[Source records]

*****

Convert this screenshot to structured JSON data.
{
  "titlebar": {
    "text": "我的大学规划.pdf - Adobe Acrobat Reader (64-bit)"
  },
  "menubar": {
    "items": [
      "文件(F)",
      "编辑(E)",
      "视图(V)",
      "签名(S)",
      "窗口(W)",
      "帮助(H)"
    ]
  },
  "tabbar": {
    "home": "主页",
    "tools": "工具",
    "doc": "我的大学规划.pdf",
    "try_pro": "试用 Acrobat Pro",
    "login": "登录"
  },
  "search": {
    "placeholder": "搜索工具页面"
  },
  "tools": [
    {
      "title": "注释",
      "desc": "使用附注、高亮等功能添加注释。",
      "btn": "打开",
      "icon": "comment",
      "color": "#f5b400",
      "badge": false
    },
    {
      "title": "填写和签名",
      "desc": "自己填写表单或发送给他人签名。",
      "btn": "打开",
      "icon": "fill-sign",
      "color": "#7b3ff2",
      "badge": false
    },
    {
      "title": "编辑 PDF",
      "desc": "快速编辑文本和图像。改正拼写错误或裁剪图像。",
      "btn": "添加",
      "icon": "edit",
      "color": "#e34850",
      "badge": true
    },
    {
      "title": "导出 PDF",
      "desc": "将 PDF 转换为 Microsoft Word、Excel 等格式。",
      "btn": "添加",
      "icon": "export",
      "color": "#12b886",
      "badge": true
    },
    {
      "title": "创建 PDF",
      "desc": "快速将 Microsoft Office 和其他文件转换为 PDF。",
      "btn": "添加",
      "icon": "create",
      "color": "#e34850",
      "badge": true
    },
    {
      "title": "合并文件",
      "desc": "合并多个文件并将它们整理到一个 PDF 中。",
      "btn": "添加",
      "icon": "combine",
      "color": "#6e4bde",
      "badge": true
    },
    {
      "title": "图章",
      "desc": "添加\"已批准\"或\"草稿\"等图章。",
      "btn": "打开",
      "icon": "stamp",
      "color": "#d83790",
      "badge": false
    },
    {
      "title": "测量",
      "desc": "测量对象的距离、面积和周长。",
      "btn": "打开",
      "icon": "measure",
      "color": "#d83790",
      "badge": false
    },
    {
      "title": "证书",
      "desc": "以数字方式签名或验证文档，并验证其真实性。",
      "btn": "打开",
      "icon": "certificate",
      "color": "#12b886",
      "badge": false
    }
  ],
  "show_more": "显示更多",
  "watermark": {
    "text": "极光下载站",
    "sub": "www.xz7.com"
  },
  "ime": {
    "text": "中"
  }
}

*****

Exercise aim:
Please reproduce each record precisely as written.

Complete response:
Convert this screenshot to structured JSON data.
{
  "titlebar": {
    "text": "我的大学规划.pdf - Adobe Acrobat Reader (64-bit)"
  },
  "menubar": {
    "items": [
      "文件(F)",
      "编辑(E)",
      "视图(V)",
      "签名(S)",
      "窗口(W)",
      "帮助(H)"
    ]
  },
  "tabbar": {
    "home": "主页",
    "tools": "工具",
    "doc": "我的大学规划.pdf",
    "try_pro": "试用 Acrobat Pro",
    "login": "登录"
  },
  "search": {
    "placeholder": "搜索工具页面"
  },
  "tools": [
    {
      "title": "注释",
      "desc": "使用附注、高亮等功能添加注释。",
      "btn": "打开",
      "icon": "comment",
      "color": "#f5b400",
      "badge": false
    },
    {
      "title": "填写和签名",
      "desc": "自己填写表单或发送给他人签名。",
      "btn": "打开",
      "icon": "fill-sign",
      "color": "#7b3ff2",
      "badge": false
    },
    {
      "title": "编辑 PDF",
      "desc": "快速编辑文本和图像。改正拼写错误或裁剪图像。",
      "btn": "添加",
      "icon": "edit",
      "color": "#e34850",
      "badge": true
    },
    {
      "title": "导出 PDF",
      "desc": "将 PDF 转换为 Microsoft Word、Excel 等格式。",
      "btn": "添加",
      "icon": "export",
      "color": "#12b886",
      "badge": true
    },
    {
      "title": "创建 PDF",
      "desc": "快速将 Microsoft Office 和其他文件转换为 PDF。",
      "btn": "添加",
      "icon": "create",
      "color": "#e34850",
      "badge": true
    },
    {
      "title": "合并文件",
      "desc": "合并多个文件并将它们整理到一个 PDF 中。",
      "btn": "添加",
      "icon": "combine",
      "color": "#6e4bde",
      "badge": true
    },
    {
      "title": "图章",
      "desc": "添加\"已批准\"或\"草稿\"等图章。",
      "btn": "打开",
      "icon": "stamp",
      "color": "#d83790",
      "badge": false
    },
    {
      "title": "测量",
      "desc": "测量对象的距离、面积和周长。",
      "btn": "打开",
      "icon": "measure",
      "color": "#d83790",
      "badge": false
    },
    {
      "title": "证书",
      "desc": "以数字方式签名或验证文档，并验证其真实性。",
      "btn": "打开",
      "icon": "certificate",
      "color": "#12b886",
      "badge": false
    }
  ],
  "show_more": "显示更多",
  "watermark": {
    "text": "极光下载站",
    "sub": "www.xz7.com"
  },
  "ime": {
    "text": "中"
  }
}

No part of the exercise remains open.